┌─ Records for this exercise

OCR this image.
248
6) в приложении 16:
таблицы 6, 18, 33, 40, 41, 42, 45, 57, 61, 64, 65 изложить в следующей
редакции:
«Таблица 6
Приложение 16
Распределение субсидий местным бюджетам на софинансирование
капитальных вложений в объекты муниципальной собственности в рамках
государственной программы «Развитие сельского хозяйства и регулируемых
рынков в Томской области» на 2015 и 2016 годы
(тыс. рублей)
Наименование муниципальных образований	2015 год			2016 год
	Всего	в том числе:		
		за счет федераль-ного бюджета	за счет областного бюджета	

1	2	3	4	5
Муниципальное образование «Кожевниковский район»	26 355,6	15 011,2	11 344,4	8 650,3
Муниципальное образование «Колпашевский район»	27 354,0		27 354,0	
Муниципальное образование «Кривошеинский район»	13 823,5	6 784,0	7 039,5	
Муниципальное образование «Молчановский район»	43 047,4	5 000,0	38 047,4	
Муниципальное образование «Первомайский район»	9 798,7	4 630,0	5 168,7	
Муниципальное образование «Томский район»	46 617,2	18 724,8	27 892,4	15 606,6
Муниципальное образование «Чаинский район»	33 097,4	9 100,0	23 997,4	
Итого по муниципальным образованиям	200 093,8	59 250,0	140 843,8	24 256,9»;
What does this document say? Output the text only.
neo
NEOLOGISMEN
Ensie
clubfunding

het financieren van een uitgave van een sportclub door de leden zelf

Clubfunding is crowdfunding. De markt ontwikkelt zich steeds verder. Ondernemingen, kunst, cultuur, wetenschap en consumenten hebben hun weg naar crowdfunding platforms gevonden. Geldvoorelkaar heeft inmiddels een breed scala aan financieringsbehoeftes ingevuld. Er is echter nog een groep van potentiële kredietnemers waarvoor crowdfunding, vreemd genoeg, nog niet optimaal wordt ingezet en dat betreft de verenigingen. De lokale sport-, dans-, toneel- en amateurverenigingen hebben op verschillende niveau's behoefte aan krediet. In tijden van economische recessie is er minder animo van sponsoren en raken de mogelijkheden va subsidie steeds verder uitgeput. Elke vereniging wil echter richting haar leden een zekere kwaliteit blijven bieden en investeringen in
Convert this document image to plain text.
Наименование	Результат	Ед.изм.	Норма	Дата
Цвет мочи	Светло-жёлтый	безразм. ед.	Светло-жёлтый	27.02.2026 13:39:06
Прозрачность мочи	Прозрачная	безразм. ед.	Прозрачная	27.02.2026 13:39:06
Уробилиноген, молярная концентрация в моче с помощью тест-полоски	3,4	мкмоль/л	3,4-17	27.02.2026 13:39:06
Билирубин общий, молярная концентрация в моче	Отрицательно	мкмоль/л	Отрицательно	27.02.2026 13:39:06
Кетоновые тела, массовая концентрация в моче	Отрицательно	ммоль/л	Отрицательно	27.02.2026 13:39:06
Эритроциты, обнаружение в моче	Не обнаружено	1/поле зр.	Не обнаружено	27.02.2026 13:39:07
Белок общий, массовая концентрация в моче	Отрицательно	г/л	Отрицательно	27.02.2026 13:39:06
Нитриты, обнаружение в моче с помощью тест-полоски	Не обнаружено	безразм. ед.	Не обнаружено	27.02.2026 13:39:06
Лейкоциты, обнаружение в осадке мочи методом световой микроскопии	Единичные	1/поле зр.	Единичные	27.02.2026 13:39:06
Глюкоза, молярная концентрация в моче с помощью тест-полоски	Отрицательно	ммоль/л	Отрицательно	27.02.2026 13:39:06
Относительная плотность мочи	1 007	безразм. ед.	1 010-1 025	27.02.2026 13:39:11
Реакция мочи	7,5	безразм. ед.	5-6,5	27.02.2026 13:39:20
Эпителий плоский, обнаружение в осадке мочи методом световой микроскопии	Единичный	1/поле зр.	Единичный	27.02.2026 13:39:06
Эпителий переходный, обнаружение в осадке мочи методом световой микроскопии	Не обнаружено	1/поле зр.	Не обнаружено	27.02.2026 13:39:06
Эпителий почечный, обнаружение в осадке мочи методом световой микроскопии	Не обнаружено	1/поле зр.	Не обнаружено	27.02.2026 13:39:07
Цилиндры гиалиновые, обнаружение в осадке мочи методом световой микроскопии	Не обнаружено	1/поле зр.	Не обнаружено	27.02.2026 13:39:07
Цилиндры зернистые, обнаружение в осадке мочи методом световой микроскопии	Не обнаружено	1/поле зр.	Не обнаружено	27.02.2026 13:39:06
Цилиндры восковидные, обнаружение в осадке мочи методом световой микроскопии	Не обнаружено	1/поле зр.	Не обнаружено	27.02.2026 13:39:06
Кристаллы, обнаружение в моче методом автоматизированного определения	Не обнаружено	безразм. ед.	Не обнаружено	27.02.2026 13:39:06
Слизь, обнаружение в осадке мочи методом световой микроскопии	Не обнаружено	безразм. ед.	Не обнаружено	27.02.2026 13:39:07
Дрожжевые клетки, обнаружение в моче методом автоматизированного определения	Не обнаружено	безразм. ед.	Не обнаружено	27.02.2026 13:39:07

└─

■ Your instructions:
Using the data above, repeat every line exactly.

■ Worked solution:
OCR this image.
248
6) в приложении 16:
таблицы 6, 18, 33, 40, 41, 42, 45, 57, 61, 64, 65 изложить в следующей
редакции:
«Таблица 6
Приложение 16
Распределение субсидий местным бюджетам на софинансирование
капитальных вложений в объекты муниципальной собственности в рамках
государственной программы «Развитие сельского хозяйства и регулируемых
рынков в Томской области» на 2015 и 2016 годы
(тыс. рублей)
Наименование муниципальных образований	2015 год			2016 год
	Всего	в том числе:		
		за счет федераль-ного бюджета	за счет областного бюджета	

1	2	3	4	5
Муниципальное образование «Кожевниковский район»	26 355,6	15 011,2	11 344,4	8 650,3
Муниципальное образование «Колпашевский район»	27 354,0		27 354,0	
Муниципальное образование «Кривошеинский район»	13 823,5	6 784,0	7 039,5	
Муниципальное образование «Молчановский район»	43 047,4	5 000,0	38 047,4	
Муниципальное образование «Первомайский район»	9 798,7	4 630,0	5 168,7	
Муниципальное образование «Томский район»	46 617,2	18 724,8	27 892,4	15 606,6
Муниципальное образование «Чаинский район»	33 097,4	9 100,0	23 997,4	
Итого по муниципальным образованиям	200 093,8	59 250,0	140 843,8	24 256,9»;
What does this document say? Output the text only.
neo
NEOLOGISMEN
Ensie
clubfunding

het financieren van een uitgave van een sportclub door de leden zelf

Clubfunding is crowdfunding. De markt ontwikkelt zich steeds verder. Ondernemingen, kunst, cultuur, wetenschap en consumenten hebben hun weg naar crowdfunding platforms gevonden. Geldvoorelkaar heeft inmiddels een breed scala aan financieringsbehoeftes ingevuld. Er is echter nog een groep van potentiële kredietnemers waarvoor crowdfunding, vreemd genoeg, nog niet optimaal wordt ingezet en dat betreft de verenigingen. De lokale sport-, dans-, toneel- en amateurverenigingen hebben op verschillende niveau's behoefte aan krediet. In tijden van economische recessie is er minder animo van sponsoren en raken de mogelijkheden va subsidie steeds verder uitgeput. Elke vereniging wil echter richting haar leden een zekere kwaliteit blijven bieden en investeringen in
Convert this document image to plain text.
Наименование	Результат	Ед.изм.	Норма	Дата
Цвет мочи	Светло-жёлтый	безразм. ед.	Светло-жёлтый	27.02.2026 13:39:06
Прозрачность мочи	Прозрачная	безразм. ед.	Прозрачная	27.02.2026 13:39:06
Уробилиноген, молярная концентрация в моче с помощью тест-полоски	3,4	мкмоль/л	3,4-17	27.02.2026 13:39:06
Билирубин общий, молярная концентрация в моче	Отрицательно	мкмоль/л	Отрицательно	27.02.2026 13:39:06
Кетоновые тела, массовая концентрация в моче	Отрицательно	ммоль/л	Отрицательно	27.02.2026 13:39:06
Эритроциты, обнаружение в моче	Не обнаружено	1/поле зр.	Не обнаружено	27.02.2026 13:39:07
Белок общий, массовая концентрация в моче	Отрицательно	г/л	Отрицательно	27.02.2026 13:39:06
Нитриты, обнаружение в моче с помощью тест-полоски	Не обнаружено	безразм. ед.	Не обнаружено	27.02.2026 13:39:06
Лейкоциты, обнаружение в осадке мочи методом световой микроскопии	Единичные	1/поле зр.	Единичные	27.02.2026 13:39:06
Глюкоза, молярная концентрация в моче с помощью тест-полоски	Отрицательно	ммоль/л	Отрицательно	27.02.2026 13:39:06
Относительная плотность мочи	1 007	безразм. ед.	1 010-1 025	27.02.2026 13:39:11
Реакция мочи	7,5	безразм. ед.	5-6,5	27.02.2026 13:39:20
Эпителий плоский, обнаружение в осадке мочи методом световой микроскопии	Единичный	1/поле зр.	Единичный	27.02.2026 13:39:06
Эпителий переходный, обнаружение в осадке мочи методом световой микроскопии	Не обнаружено	1/поле зр.	Не обнаружено	27.02.2026 13:39:06
Эпителий почечный, обнаружение в осадке мочи методом световой микроскопии	Не обнаружено	1/поле зр.	Не обнаружено	27.02.2026 13:39:07
Цилиндры гиалиновые, обнаружение в осадке мочи методом световой микроскопии	Не обнаружено	1/поле зр.	Не обнаружено	27.02.2026 13:39:07
Цилиндры зернистые, обнаружение в осадке мочи методом световой микроскопии	Не обнаружено	1/поле зр.	Не обнаружено	27.02.2026 13:39:06
Цилиндры восковидные, обнаружение в осадке мочи методом световой микроскопии	Не обнаружено	1/поле зр.	Не обнаружено	27.02.2026 13:39:06
Кристаллы, обнаружение в моче методом автоматизированного определения	Не обнаружено	безразм. ед.	Не обнаружено	27.02.2026 13:39:06
Слизь, обнаружение в осадке мочи методом световой микроскопии	Не обнаружено	безразм. ед.	Не обнаружено	27.02.2026 13:39:07
Дрожжевые клетки, обнаружение в моче методом автоматизированного определения	Не обнаружено	безразм. ед.	Не обнаружено	27.02.2026 13:39:07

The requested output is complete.